Figure dataset records:
** start **

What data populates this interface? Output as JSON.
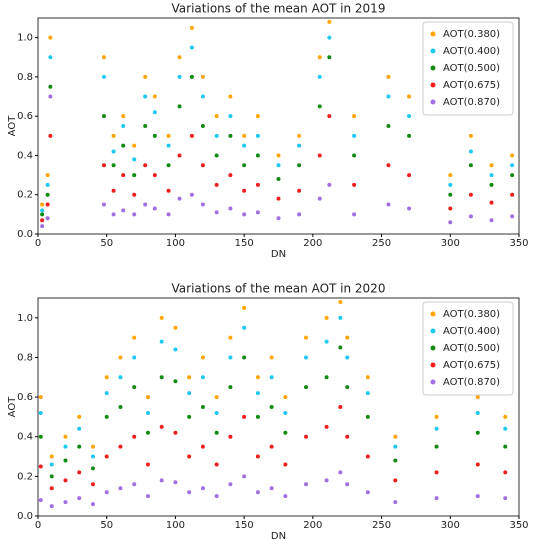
{
  "chart_data": [
    {
      "type": "scatter",
      "title": "Variations of the mean AOT in 2019",
      "x_label": "DN",
      "y_label": "AOT",
      "x": [
        3,
        7,
        9,
        48,
        55,
        62,
        70,
        78,
        85,
        95,
        103,
        112,
        120,
        130,
        140,
        150,
        160,
        175,
        190,
        205,
        212,
        230,
        255,
        270,
        300,
        315,
        330,
        345
      ],
      "series": [
        {
          "name": "AOT(0.380)",
          "color": "#ffa500",
          "values": [
            0.15,
            0.3,
            1.0,
            0.9,
            0.5,
            0.6,
            0.45,
            0.8,
            0.7,
            0.5,
            0.9,
            1.05,
            0.8,
            0.6,
            0.7,
            0.5,
            0.6,
            0.4,
            0.5,
            0.9,
            1.08,
            0.6,
            0.8,
            0.7,
            0.3,
            0.5,
            0.35,
            0.4
          ]
        },
        {
          "name": "AOT(0.400)",
          "color": "#1ec8f0",
          "values": [
            0.12,
            0.25,
            0.9,
            0.8,
            0.42,
            0.55,
            0.38,
            0.7,
            0.62,
            0.45,
            0.8,
            0.95,
            0.7,
            0.5,
            0.6,
            0.45,
            0.5,
            0.35,
            0.45,
            0.8,
            1.0,
            0.5,
            0.7,
            0.6,
            0.25,
            0.42,
            0.3,
            0.35
          ]
        },
        {
          "name": "AOT(0.500)",
          "color": "#138a13",
          "values": [
            0.1,
            0.2,
            0.75,
            0.6,
            0.35,
            0.45,
            0.3,
            0.55,
            0.5,
            0.35,
            0.65,
            0.8,
            0.55,
            0.4,
            0.5,
            0.35,
            0.4,
            0.28,
            0.35,
            0.65,
            0.9,
            0.4,
            0.55,
            0.5,
            0.2,
            0.35,
            0.25,
            0.3
          ]
        },
        {
          "name": "AOT(0.675)",
          "color": "#f01e1e",
          "values": [
            0.07,
            0.15,
            0.5,
            0.35,
            0.22,
            0.3,
            0.2,
            0.35,
            0.3,
            0.22,
            0.4,
            0.5,
            0.35,
            0.25,
            0.3,
            0.22,
            0.25,
            0.18,
            0.22,
            0.4,
            0.6,
            0.25,
            0.35,
            0.3,
            0.13,
            0.2,
            0.16,
            0.2
          ]
        },
        {
          "name": "AOT(0.870)",
          "color": "#a070e0",
          "values": [
            0.04,
            0.08,
            0.7,
            0.15,
            0.1,
            0.12,
            0.1,
            0.15,
            0.13,
            0.1,
            0.18,
            0.2,
            0.15,
            0.11,
            0.13,
            0.1,
            0.11,
            0.08,
            0.1,
            0.18,
            0.25,
            0.1,
            0.15,
            0.13,
            0.06,
            0.09,
            0.07,
            0.09
          ]
        }
      ],
      "xlim": [
        0,
        350
      ],
      "xticks": [
        0,
        50,
        100,
        150,
        200,
        250,
        300,
        350
      ],
      "ylim": [
        0,
        1.1
      ],
      "yticks": [
        {
          "value": 0,
          "label": "0.0"
        },
        {
          "value": 0.2,
          "label": "0.2"
        },
        {
          "value": 0.4,
          "label": "0.4"
        },
        {
          "value": 0.6,
          "label": "0.6"
        },
        {
          "value": 0.8,
          "label": "0.8"
        },
        {
          "value": 1,
          "label": "1.0"
        }
      ],
      "legend": "upper right"
    },
    {
      "type": "scatter",
      "title": "Variations of the mean AOT in 2020",
      "x_label": "DN",
      "y_label": "AOT",
      "x": [
        2,
        10,
        20,
        30,
        40,
        50,
        60,
        70,
        80,
        90,
        100,
        110,
        120,
        130,
        140,
        150,
        160,
        170,
        180,
        195,
        210,
        220,
        225,
        240,
        260,
        290,
        320,
        340
      ],
      "series": [
        {
          "name": "AOT(0.380)",
          "color": "#ffa500",
          "values": [
            0.6,
            0.3,
            0.4,
            0.5,
            0.35,
            0.7,
            0.8,
            0.9,
            0.6,
            1.0,
            0.95,
            0.7,
            0.8,
            0.6,
            0.9,
            1.05,
            0.7,
            0.8,
            0.6,
            0.9,
            1.0,
            1.08,
            0.9,
            0.7,
            0.4,
            0.5,
            0.6,
            0.5
          ]
        },
        {
          "name": "AOT(0.400)",
          "color": "#1ec8f0",
          "values": [
            0.52,
            0.26,
            0.35,
            0.44,
            0.3,
            0.62,
            0.7,
            0.8,
            0.52,
            0.88,
            0.84,
            0.62,
            0.7,
            0.52,
            0.8,
            0.95,
            0.62,
            0.7,
            0.52,
            0.8,
            0.88,
            1.0,
            0.8,
            0.62,
            0.35,
            0.44,
            0.52,
            0.44
          ]
        },
        {
          "name": "AOT(0.500)",
          "color": "#138a13",
          "values": [
            0.4,
            0.2,
            0.28,
            0.35,
            0.24,
            0.5,
            0.55,
            0.65,
            0.42,
            0.7,
            0.68,
            0.5,
            0.55,
            0.42,
            0.65,
            0.8,
            0.5,
            0.55,
            0.42,
            0.65,
            0.7,
            0.85,
            0.65,
            0.5,
            0.28,
            0.35,
            0.42,
            0.35
          ]
        },
        {
          "name": "AOT(0.675)",
          "color": "#f01e1e",
          "values": [
            0.25,
            0.14,
            0.18,
            0.22,
            0.16,
            0.3,
            0.35,
            0.4,
            0.26,
            0.45,
            0.42,
            0.3,
            0.35,
            0.26,
            0.4,
            0.5,
            0.3,
            0.35,
            0.26,
            0.4,
            0.45,
            0.55,
            0.4,
            0.3,
            0.18,
            0.22,
            0.26,
            0.22
          ]
        },
        {
          "name": "AOT(0.870)",
          "color": "#a070e0",
          "values": [
            0.08,
            0.05,
            0.07,
            0.09,
            0.06,
            0.12,
            0.14,
            0.16,
            0.1,
            0.18,
            0.17,
            0.12,
            0.14,
            0.1,
            0.16,
            0.2,
            0.12,
            0.14,
            0.1,
            0.16,
            0.18,
            0.22,
            0.16,
            0.12,
            0.07,
            0.09,
            0.1,
            0.09
          ]
        }
      ],
      "xlim": [
        0,
        350
      ],
      "xticks": [
        0,
        50,
        100,
        150,
        200,
        250,
        300,
        350
      ],
      "ylim": [
        0,
        1.1
      ],
      "yticks": [
        {
          "value": 0,
          "label": "0.0"
        },
        {
          "value": 0.2,
          "label": "0.2"
        },
        {
          "value": 0.4,
          "label": "0.4"
        },
        {
          "value": 0.6,
          "label": "0.6"
        },
        {
          "value": 0.8,
          "label": "0.8"
        },
        {
          "value": 1,
          "label": "1.0"
        }
      ],
      "legend": "upper right"
    }
  ]
}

** end **

#### DIRECTIONS FOR THIS TASK:
The records above must be transcribed exactly. Pictures are left out of the copy.

#### CORRECT ANSWER:
What data populates this interface? Output as JSON.
{
  "chart_data": [
    {
      "type": "scatter",
      "title": "Variations of the mean AOT in 2019",
      "x_label": "DN",
      "y_label": "AOT",
      "x": [
        3,
        7,
        9,
        48,
        55,
        62,
        70,
        78,
        85,
        95,
        103,
        112,
        120,
        130,
        140,
        150,
        160,
        175,
        190,
        205,
        212,
        230,
        255,
        270,
        300,
        315,
        330,
        345
      ],
      "series": [
        {
          "name": "AOT(0.380)",
          "color": "#ffa500",
          "values": [
            0.15,
            0.3,
            1.0,
            0.9,
            0.5,
            0.6,
            0.45,
            0.8,
            0.7,
            0.5,
            0.9,
            1.05,
            0.8,
            0.6,
            0.7,
            0.5,
            0.6,
            0.4,
            0.5,
            0.9,
            1.08,
            0.6,
            0.8,
            0.7,
            0.3,
            0.5,
            0.35,
            0.4
          ]
        },
        {
          "name": "AOT(0.400)",
          "color": "#1ec8f0",
          "values": [
            0.12,
            0.25,
            0.9,
            0.8,
            0.42,
            0.55,
            0.38,
            0.7,
            0.62,
            0.45,
            0.8,
            0.95,
            0.7,
            0.5,
            0.6,
            0.45,
            0.5,
            0.35,
            0.45,
            0.8,
            1.0,
            0.5,
            0.7,
            0.6,
            0.25,
            0.42,
            0.3,
            0.35
          ]
        },
        {
          "name": "AOT(0.500)",
          "color": "#138a13",
          "values": [
            0.1,
            0.2,
            0.75,
            0.6,
            0.35,
            0.45,
            0.3,
            0.55,
            0.5,
            0.35,
            0.65,
            0.8,
            0.55,
            0.4,
            0.5,
            0.35,
            0.4,
            0.28,
            0.35,
            0.65,
            0.9,
            0.4,
            0.55,
            0.5,
            0.2,
            0.35,
            0.25,
            0.3
          ]
        },
        {
          "name": "AOT(0.675)",
          "color": "#f01e1e",
          "values": [
            0.07,
            0.15,
            0.5,
            0.35,
            0.22,
            0.3,
            0.2,
            0.35,
            0.3,
            0.22,
            0.4,
            0.5,
            0.35,
            0.25,
            0.3,
            0.22,
            0.25,
            0.18,
            0.22,
            0.4,
            0.6,
            0.25,
            0.35,
            0.3,
            0.13,
            0.2,
            0.16,
            0.2
          ]
        },
        {
          "name": "AOT(0.870)",
          "color": "#a070e0",
          "values": [
            0.04,
            0.08,
            0.7,
            0.15,
            0.1,
            0.12,
            0.1,
            0.15,
            0.13,
            0.1,
            0.18,
            0.2,
            0.15,
            0.11,
            0.13,
            0.1,
            0.11,
            0.08,
            0.1,
            0.18,
            0.25,
            0.1,
            0.15,
            0.13,
            0.06,
            0.09,
            0.07,
            0.09
          ]
        }
      ],
      "xlim": [
        0,
        350
      ],
      "xticks": [
        0,
        50,
        100,
        150,
        200,
        250,
        300,
        350
      ],
      "ylim": [
        0,
        1.1
      ],
      "yticks": [
        {
          "value": 0,
          "label": "0.0"
        },
        {
          "value": 0.2,
          "label": "0.2"
        },
        {
          "value": 0.4,
          "label": "0.4"
        },
        {
          "value": 0.6,
          "label": "0.6"
        },
        {
          "value": 0.8,
          "label": "0.8"
        },
        {
          "value": 1,
          "label": "1.0"
        }
      ],
      "legend": "upper right"
    },
    {
      "type": "scatter",
      "title": "Variations of the mean AOT in 2020",
      "x_label": "DN",
      "y_label": "AOT",
      "x": [
        2,
        10,
        20,
        30,
        40,
        50,
        60,
        70,
        80,
        90,
        100,
        110,
        120,
        130,
        140,
        150,
        160,
        170,
        180,
        195,
        210,
        220,
        225,
        240,
        260,
        290,
        320,
        340
      ],
      "series": [
        {
          "name": "AOT(0.380)",
          "color": "#ffa500",
          "values": [
            0.6,
            0.3,
            0.4,
            0.5,
            0.35,
            0.7,
            0.8,
            0.9,
            0.6,
            1.0,
            0.95,
            0.7,
            0.8,
            0.6,
            0.9,
            1.05,
            0.7,
            0.8,
            0.6,
            0.9,
            1.0,
            1.08,
            0.9,
            0.7,
            0.4,
            0.5,
            0.6,
            0.5
          ]
        },
        {
          "name": "AOT(0.400)",
          "color": "#1ec8f0",
          "values": [
            0.52,
            0.26,
            0.35,
            0.44,
            0.3,
            0.62,
            0.7,
            0.8,
            0.52,
            0.88,
            0.84,
            0.62,
            0.7,
            0.52,
            0.8,
            0.95,
            0.62,
            0.7,
            0.52,
            0.8,
            0.88,
            1.0,
            0.8,
            0.62,
            0.35,
            0.44,
            0.52,
            0.44
          ]
        },
        {
          "name": "AOT(0.500)",
          "color": "#138a13",
          "values": [
            0.4,
            0.2,
            0.28,
            0.35,
            0.24,
            0.5,
            0.55,
            0.65,
            0.42,
            0.7,
            0.68,
            0.5,
            0.55,
            0.42,
            0.65,
            0.8,
            0.5,
            0.55,
            0.42,
            0.65,
            0.7,
            0.85,
            0.65,
            0.5,
            0.28,
            0.35,
            0.42,
            0.35
          ]
        },
        {
          "name": "AOT(0.675)",
          "color": "#f01e1e",
          "values": [
            0.25,
            0.14,
            0.18,
            0.22,
            0.16,
            0.3,
            0.35,
            0.4,
            0.26,
            0.45,
            0.42,
            0.3,
            0.35,
            0.26,
            0.4,
            0.5,
            0.3,
            0.35,
            0.26,
            0.4,
            0.45,
            0.55,
            0.4,
            0.3,
            0.18,
            0.22,
            0.26,
            0.22
          ]
        },
        {
          "name": "AOT(0.870)",
          "color": "#a070e0",
          "values": [
            0.08,
            0.05,
            0.07,
            0.09,
            0.06,
            0.12,
            0.14,
            0.16,
            0.1,
            0.18,
            0.17,
            0.12,
            0.14,
            0.1,
            0.16,
            0.2,
            0.12,
            0.14,
            0.1,
            0.16,
            0.18,
            0.22,
            0.16,
            0.12,
            0.07,
            0.09,
            0.1,
            0.09
          ]
        }
      ],
      "xlim": [
        0,
        350
      ],
      "xticks": [
        0,
        50,
        100,
        150,
        200,
        250,
        300,
        350
      ],
      "ylim": [
        0,
        1.1
      ],
      "yticks": [
        {
          "value": 0,
          "label": "0.0"
        },
        {
          "value": 0.2,
          "label": "0.2"
        },
        {
          "value": 0.4,
          "label": "0.4"
        },
        {
          "value": 0.6,
          "label": "0.6"
        },
        {
          "value": 0.8,
          "label": "0.8"
        },
        {
          "value": 1,
          "label": "1.0"
        }
      ],
      "legend": "upper right"
    }
  ]
}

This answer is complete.